Figure dataset records
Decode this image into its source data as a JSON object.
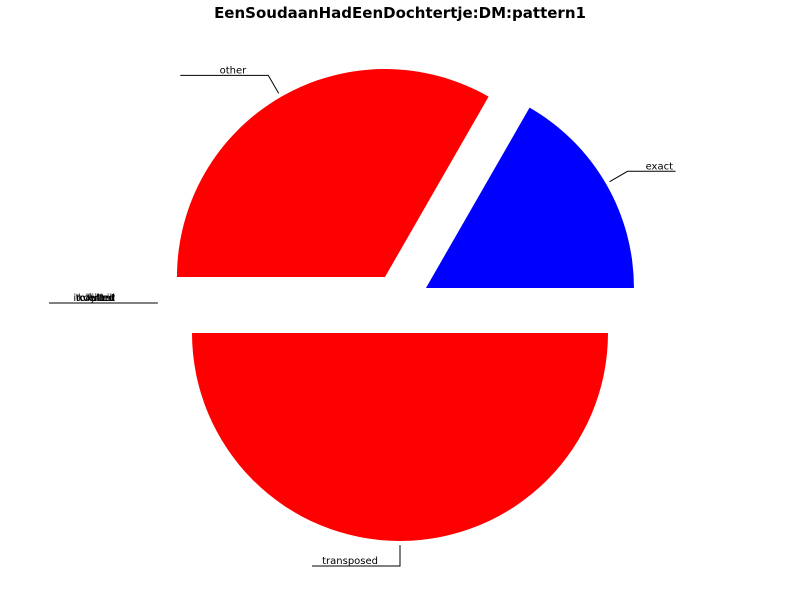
{
  "chart_data": {
    "type": "pie",
    "title": "EenSoudaanHadEenDochtertje:DM:pattern1",
    "slices": [
      {
        "label": "exact",
        "value": 16.7,
        "color": "#0000ff"
      },
      {
        "label": "other",
        "value": 33.3,
        "color": "#ff0000"
      },
      {
        "label": "",
        "value": 0,
        "color": "#ff0000",
        "overlapping_labels": [
          "tolerant",
          "trill",
          "kohlerd",
          "fulled",
          "inverted",
          "jitter"
        ]
      },
      {
        "label": "transposed",
        "value": 50.0,
        "color": "#ff0000"
      }
    ],
    "legend": "none"
  }
}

§ **What to work on**: Each line of the data that includes the word "color" counts once; report the total and nothing more.

§ **Written solution**: 4